* GOAL
Among these lines, how many include "this"? Answer only with the number.

* EXCERPTED RECORDS
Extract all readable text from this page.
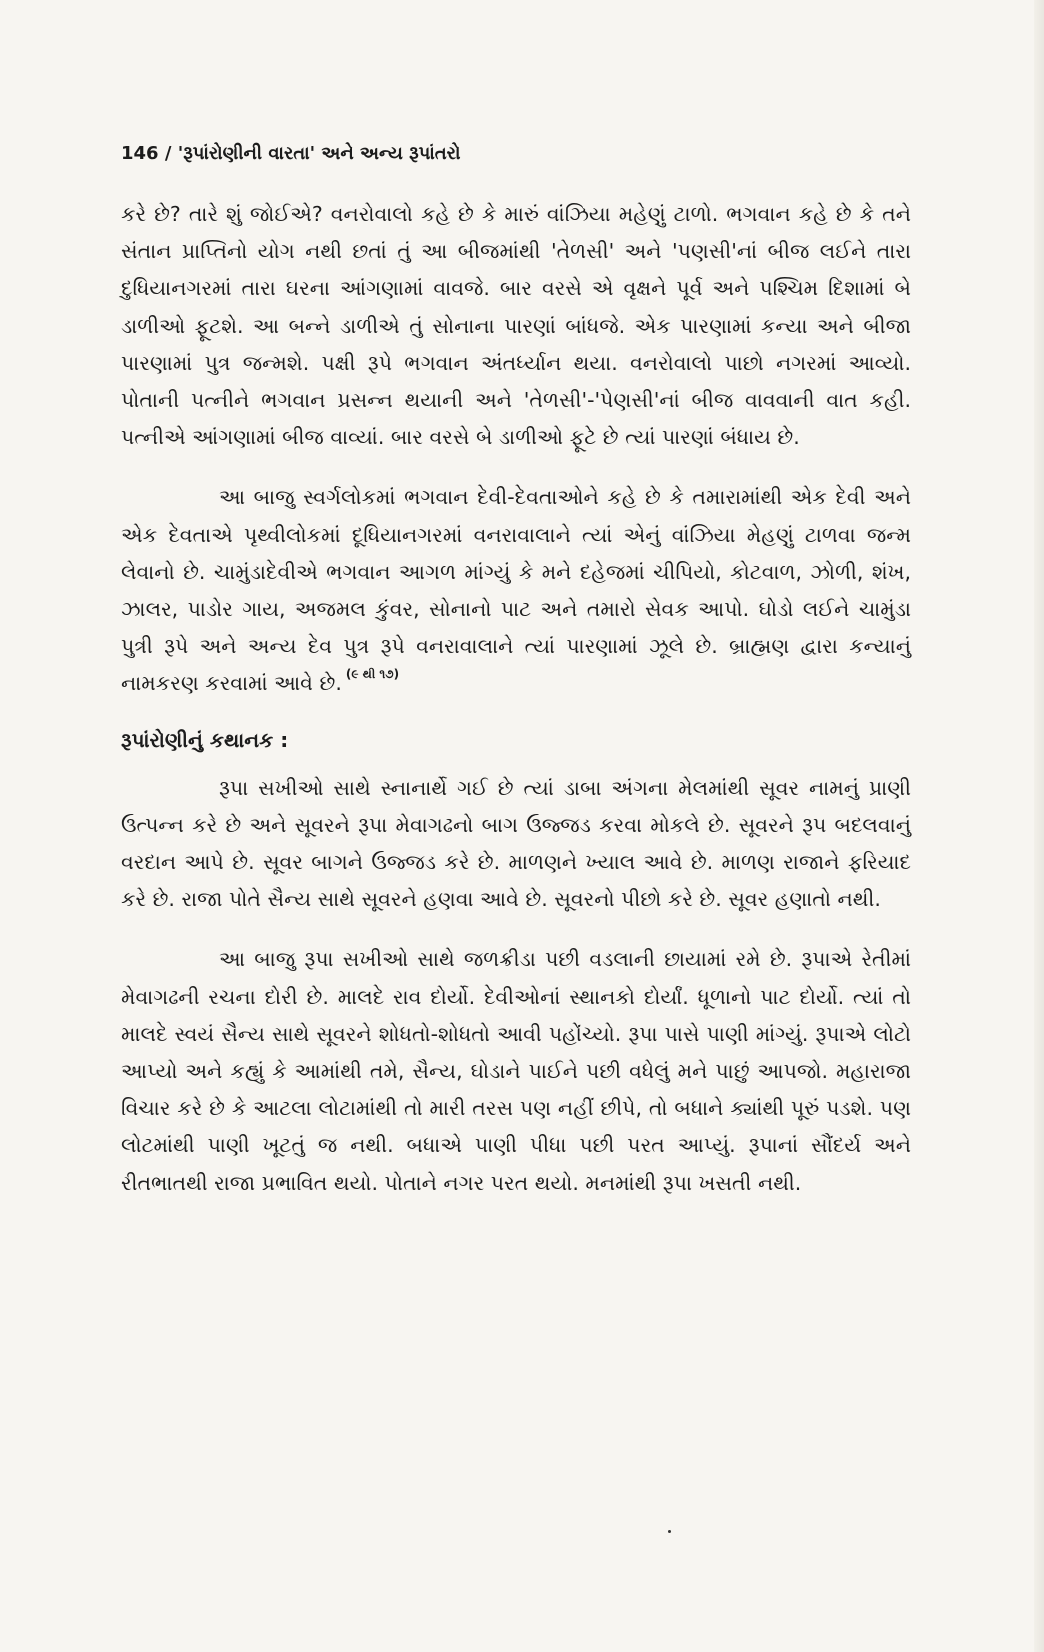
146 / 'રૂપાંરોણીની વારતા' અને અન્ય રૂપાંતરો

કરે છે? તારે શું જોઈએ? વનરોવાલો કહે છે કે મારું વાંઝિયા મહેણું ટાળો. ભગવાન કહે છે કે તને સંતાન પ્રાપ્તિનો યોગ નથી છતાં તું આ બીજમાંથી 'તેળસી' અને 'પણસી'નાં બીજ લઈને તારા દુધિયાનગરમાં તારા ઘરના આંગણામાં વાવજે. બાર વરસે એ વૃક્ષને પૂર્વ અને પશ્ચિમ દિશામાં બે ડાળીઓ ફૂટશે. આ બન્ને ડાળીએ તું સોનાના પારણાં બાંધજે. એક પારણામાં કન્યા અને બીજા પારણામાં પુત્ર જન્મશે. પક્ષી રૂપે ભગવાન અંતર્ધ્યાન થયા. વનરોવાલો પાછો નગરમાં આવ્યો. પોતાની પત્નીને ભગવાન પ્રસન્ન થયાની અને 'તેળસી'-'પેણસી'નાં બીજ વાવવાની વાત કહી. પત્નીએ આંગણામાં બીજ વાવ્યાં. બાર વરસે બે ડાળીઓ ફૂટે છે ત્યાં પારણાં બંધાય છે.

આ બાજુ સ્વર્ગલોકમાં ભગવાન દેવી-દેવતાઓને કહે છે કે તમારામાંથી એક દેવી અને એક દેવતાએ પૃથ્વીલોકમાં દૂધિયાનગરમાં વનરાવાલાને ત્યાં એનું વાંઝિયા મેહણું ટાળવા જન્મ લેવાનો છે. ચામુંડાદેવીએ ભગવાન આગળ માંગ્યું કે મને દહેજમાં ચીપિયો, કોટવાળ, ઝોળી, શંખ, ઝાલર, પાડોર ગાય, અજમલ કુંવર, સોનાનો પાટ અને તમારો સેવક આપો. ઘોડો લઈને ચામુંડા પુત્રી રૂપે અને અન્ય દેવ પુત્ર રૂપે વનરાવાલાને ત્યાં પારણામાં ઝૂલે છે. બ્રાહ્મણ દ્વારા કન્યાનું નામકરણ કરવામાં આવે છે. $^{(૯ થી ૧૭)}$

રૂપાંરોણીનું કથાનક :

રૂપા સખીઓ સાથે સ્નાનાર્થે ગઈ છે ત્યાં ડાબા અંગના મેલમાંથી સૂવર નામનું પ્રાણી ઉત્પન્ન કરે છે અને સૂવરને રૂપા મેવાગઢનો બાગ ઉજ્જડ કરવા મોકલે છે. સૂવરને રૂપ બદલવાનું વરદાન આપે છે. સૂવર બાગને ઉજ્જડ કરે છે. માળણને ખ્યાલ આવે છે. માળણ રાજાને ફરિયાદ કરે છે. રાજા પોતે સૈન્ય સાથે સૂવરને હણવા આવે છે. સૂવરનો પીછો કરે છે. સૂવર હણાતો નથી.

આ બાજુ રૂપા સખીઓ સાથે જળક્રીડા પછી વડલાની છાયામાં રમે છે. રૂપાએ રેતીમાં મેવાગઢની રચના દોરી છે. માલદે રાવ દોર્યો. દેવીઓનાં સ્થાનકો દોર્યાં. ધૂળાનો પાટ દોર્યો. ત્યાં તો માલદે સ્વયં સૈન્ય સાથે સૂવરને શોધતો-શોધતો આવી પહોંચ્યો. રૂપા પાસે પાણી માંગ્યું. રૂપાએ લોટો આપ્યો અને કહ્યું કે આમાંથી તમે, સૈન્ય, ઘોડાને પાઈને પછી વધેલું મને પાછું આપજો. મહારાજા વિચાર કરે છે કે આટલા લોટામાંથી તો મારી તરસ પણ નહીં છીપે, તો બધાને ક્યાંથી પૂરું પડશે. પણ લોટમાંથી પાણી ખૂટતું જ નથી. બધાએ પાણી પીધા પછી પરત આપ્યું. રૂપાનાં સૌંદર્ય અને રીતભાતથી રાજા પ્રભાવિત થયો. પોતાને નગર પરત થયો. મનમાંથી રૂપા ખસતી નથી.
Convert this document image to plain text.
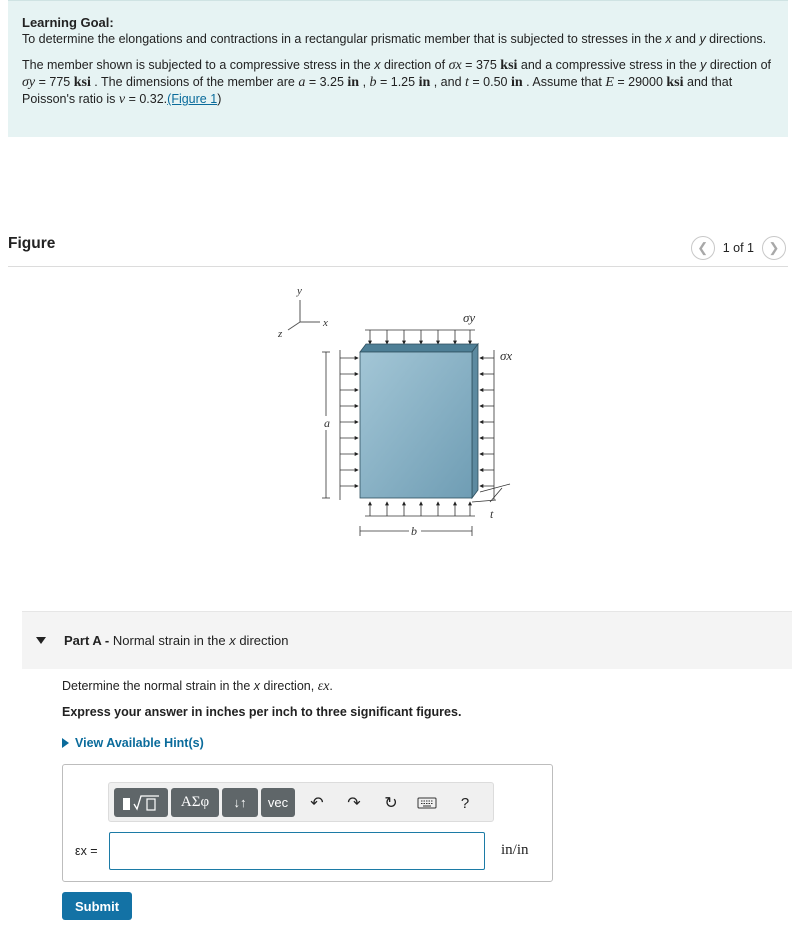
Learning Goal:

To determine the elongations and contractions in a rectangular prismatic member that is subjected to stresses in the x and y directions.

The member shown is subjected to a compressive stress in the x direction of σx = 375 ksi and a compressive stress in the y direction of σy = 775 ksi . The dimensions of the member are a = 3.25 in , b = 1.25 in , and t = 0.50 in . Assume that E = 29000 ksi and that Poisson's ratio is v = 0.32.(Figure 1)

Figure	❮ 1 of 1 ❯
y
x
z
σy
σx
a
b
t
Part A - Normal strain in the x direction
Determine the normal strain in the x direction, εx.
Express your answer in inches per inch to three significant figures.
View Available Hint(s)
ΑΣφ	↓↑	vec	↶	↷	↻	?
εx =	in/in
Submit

* FINISHED TASK
2